- Data rows:
--- --- ---

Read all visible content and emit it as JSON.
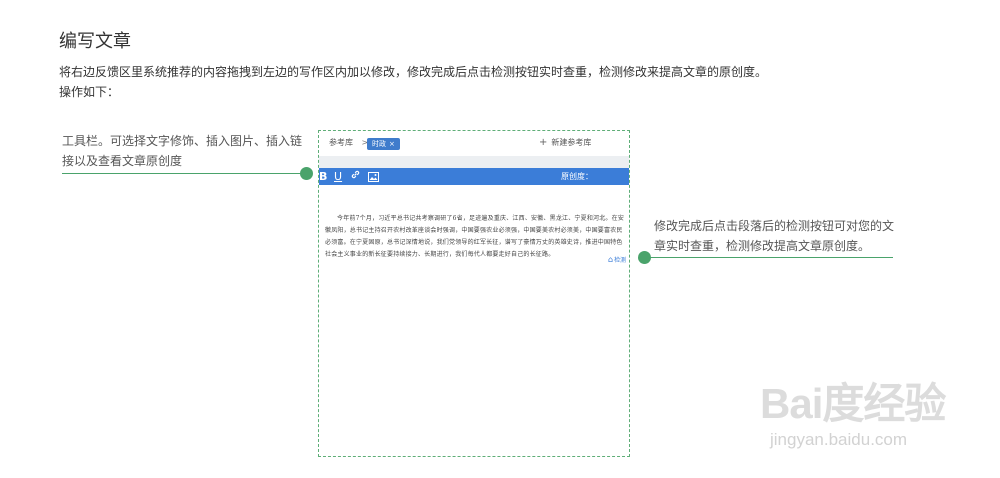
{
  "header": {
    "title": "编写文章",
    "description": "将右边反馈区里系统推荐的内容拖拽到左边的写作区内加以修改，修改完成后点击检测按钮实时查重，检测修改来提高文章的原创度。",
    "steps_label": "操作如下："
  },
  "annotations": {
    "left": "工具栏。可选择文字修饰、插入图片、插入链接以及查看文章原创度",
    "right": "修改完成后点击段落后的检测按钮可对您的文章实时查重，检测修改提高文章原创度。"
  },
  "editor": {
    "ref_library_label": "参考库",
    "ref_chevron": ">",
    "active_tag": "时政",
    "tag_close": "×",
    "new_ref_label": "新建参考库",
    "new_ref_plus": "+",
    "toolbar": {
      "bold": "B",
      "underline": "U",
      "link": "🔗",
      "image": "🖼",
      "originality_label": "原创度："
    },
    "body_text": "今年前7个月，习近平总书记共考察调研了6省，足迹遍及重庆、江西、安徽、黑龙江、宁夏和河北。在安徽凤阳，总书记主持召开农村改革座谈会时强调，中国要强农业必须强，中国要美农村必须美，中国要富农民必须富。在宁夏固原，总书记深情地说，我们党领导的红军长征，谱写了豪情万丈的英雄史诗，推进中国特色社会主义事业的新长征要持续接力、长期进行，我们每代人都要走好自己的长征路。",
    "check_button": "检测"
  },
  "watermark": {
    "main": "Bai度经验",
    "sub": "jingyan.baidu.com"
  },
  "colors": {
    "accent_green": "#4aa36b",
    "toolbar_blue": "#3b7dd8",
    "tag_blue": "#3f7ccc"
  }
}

--- --- ---

- Requirement: Pictures are excluded; repeat every record exactly.

- The answer:
Read all visible content and emit it as JSON.
{
  "header": {
    "title": "编写文章",
    "description": "将右边反馈区里系统推荐的内容拖拽到左边的写作区内加以修改，修改完成后点击检测按钮实时查重，检测修改来提高文章的原创度。",
    "steps_label": "操作如下："
  },
  "annotations": {
    "left": "工具栏。可选择文字修饰、插入图片、插入链接以及查看文章原创度",
    "right": "修改完成后点击段落后的检测按钮可对您的文章实时查重，检测修改提高文章原创度。"
  },
  "editor": {
    "ref_library_label": "参考库",
    "ref_chevron": ">",
    "active_tag": "时政",
    "tag_close": "×",
    "new_ref_label": "新建参考库",
    "new_ref_plus": "+",
    "toolbar": {
      "bold": "B",
      "underline": "U",
      "link": "🔗",
      "image": "🖼",
      "originality_label": "原创度："
    },
    "body_text": "今年前7个月，习近平总书记共考察调研了6省，足迹遍及重庆、江西、安徽、黑龙江、宁夏和河北。在安徽凤阳，总书记主持召开农村改革座谈会时强调，中国要强农业必须强，中国要美农村必须美，中国要富农民必须富。在宁夏固原，总书记深情地说，我们党领导的红军长征，谱写了豪情万丈的英雄史诗，推进中国特色社会主义事业的新长征要持续接力、长期进行，我们每代人都要走好自己的长征路。",
    "check_button": "检测"
  },
  "watermark": {
    "main": "Bai度经验",
    "sub": "jingyan.baidu.com"
  },
  "colors": {
    "accent_green": "#4aa36b",
    "toolbar_blue": "#3b7dd8",
    "tag_blue": "#3f7ccc"
  }
}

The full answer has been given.